Exercise description: Count the lines below that contain the word "JSON", and reply with that number alone.

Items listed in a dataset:
■ ■ ■ ■

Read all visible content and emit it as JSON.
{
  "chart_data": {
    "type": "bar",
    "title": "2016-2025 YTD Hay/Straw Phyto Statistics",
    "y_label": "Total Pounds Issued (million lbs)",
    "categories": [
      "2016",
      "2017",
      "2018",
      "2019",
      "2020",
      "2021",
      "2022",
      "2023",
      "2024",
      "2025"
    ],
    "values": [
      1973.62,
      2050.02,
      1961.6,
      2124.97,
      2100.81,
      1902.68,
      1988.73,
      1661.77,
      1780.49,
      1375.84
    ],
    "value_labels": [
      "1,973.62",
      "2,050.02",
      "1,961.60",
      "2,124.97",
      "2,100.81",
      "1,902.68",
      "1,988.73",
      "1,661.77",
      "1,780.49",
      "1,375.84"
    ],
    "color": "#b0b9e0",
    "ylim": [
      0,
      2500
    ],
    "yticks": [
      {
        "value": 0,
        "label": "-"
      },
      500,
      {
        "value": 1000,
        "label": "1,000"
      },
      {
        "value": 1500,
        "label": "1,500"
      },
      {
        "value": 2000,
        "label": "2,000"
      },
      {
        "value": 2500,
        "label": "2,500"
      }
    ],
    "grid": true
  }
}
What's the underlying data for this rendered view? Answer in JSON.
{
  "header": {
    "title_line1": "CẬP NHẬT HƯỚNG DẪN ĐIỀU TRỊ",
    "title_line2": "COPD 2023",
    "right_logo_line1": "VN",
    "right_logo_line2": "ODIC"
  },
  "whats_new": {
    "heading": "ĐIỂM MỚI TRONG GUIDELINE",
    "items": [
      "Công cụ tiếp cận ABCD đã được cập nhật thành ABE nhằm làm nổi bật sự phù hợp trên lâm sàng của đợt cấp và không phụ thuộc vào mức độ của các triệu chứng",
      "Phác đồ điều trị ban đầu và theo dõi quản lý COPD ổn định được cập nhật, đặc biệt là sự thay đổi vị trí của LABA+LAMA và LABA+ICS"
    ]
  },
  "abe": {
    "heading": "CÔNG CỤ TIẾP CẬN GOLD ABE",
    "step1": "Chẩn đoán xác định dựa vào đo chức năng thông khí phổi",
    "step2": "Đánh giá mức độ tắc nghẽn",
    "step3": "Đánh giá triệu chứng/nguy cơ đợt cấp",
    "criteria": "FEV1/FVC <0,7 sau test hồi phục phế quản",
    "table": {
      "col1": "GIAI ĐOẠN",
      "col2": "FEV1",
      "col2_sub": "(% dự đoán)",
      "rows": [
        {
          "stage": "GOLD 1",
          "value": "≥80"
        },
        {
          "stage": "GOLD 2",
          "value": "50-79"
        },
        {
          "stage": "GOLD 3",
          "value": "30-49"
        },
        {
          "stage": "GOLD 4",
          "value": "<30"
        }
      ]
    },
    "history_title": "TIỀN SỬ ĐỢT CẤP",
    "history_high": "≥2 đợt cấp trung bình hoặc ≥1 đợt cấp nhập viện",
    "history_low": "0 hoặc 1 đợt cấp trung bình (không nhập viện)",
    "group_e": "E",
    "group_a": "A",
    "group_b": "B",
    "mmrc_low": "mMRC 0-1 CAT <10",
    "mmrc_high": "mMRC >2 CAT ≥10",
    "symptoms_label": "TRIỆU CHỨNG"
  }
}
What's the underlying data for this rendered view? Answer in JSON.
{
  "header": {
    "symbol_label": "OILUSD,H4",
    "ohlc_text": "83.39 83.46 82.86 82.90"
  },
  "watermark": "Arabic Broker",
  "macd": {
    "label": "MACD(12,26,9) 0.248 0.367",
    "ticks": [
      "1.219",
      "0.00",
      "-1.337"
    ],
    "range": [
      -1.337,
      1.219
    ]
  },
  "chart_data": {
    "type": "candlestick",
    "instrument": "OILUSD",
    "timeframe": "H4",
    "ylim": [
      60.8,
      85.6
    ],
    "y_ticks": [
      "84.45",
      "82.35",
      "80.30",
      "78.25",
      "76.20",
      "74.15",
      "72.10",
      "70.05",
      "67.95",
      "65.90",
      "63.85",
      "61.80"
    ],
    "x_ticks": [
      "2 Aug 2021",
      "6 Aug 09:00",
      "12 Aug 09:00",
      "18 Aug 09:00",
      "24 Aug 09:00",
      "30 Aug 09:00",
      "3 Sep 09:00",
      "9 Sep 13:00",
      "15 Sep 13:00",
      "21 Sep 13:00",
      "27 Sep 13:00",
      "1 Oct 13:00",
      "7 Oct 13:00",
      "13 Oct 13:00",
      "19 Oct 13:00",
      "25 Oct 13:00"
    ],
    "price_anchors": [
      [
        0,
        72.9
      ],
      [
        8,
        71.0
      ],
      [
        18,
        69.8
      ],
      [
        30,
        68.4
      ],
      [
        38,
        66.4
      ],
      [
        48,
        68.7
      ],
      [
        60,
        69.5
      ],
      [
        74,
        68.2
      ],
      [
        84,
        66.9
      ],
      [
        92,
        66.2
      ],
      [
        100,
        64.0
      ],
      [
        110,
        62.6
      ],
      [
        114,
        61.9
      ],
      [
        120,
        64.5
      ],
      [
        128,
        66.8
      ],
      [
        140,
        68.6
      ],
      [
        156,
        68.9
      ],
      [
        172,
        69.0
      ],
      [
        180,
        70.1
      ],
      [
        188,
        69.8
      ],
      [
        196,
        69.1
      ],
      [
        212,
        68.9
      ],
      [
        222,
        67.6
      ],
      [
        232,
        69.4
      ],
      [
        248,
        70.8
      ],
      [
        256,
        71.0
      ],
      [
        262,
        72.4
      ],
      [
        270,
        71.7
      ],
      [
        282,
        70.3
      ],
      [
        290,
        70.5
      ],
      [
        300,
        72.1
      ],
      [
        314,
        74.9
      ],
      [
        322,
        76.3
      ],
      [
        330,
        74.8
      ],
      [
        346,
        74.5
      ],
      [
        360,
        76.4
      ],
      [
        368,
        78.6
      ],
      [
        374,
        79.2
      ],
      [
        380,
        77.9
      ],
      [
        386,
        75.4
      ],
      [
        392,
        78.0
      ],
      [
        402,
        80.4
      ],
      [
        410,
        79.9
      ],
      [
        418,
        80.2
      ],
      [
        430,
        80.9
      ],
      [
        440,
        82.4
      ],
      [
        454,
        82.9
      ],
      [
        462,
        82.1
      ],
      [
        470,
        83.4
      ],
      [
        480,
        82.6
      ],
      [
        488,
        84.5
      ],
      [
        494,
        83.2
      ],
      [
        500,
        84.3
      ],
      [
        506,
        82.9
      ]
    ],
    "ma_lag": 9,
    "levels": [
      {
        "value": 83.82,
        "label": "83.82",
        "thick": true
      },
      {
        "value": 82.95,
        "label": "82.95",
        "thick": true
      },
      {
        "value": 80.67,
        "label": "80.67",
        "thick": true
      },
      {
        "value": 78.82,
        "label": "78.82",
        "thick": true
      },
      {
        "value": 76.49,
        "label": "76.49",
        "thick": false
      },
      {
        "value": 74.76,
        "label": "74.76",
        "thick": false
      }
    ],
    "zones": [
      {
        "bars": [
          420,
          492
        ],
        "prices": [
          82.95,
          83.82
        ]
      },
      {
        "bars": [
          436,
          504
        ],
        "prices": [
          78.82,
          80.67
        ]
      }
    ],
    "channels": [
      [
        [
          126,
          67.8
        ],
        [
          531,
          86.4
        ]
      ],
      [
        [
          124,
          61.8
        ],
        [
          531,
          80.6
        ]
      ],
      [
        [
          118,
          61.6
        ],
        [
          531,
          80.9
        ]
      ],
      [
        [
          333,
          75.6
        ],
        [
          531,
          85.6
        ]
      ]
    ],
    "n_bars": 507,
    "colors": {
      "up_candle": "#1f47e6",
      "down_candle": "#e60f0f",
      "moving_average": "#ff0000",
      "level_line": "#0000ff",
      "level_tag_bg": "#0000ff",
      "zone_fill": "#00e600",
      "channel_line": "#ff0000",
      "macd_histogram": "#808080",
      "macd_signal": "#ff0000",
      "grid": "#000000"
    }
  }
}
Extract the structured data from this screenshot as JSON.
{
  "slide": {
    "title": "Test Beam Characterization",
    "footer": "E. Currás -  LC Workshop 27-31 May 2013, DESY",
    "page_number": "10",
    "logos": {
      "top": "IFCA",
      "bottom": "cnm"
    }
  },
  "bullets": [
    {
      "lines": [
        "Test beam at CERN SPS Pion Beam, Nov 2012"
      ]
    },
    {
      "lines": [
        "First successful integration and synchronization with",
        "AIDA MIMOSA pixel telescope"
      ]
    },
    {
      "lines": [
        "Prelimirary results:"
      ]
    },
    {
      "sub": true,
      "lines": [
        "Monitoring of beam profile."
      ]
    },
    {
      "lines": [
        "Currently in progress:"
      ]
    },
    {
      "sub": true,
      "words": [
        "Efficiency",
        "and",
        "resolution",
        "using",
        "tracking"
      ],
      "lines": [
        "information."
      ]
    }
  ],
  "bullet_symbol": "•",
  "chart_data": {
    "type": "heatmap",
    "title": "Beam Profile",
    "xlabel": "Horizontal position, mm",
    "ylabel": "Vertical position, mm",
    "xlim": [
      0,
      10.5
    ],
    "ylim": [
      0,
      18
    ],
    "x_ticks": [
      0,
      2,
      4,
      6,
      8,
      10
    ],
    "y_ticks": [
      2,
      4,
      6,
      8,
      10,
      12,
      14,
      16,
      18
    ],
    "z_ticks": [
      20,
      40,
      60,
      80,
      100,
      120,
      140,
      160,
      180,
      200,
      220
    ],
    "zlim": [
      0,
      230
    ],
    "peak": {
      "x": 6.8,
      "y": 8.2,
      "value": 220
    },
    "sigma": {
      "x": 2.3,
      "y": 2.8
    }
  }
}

■ ■ ■ ■

Answer below: 4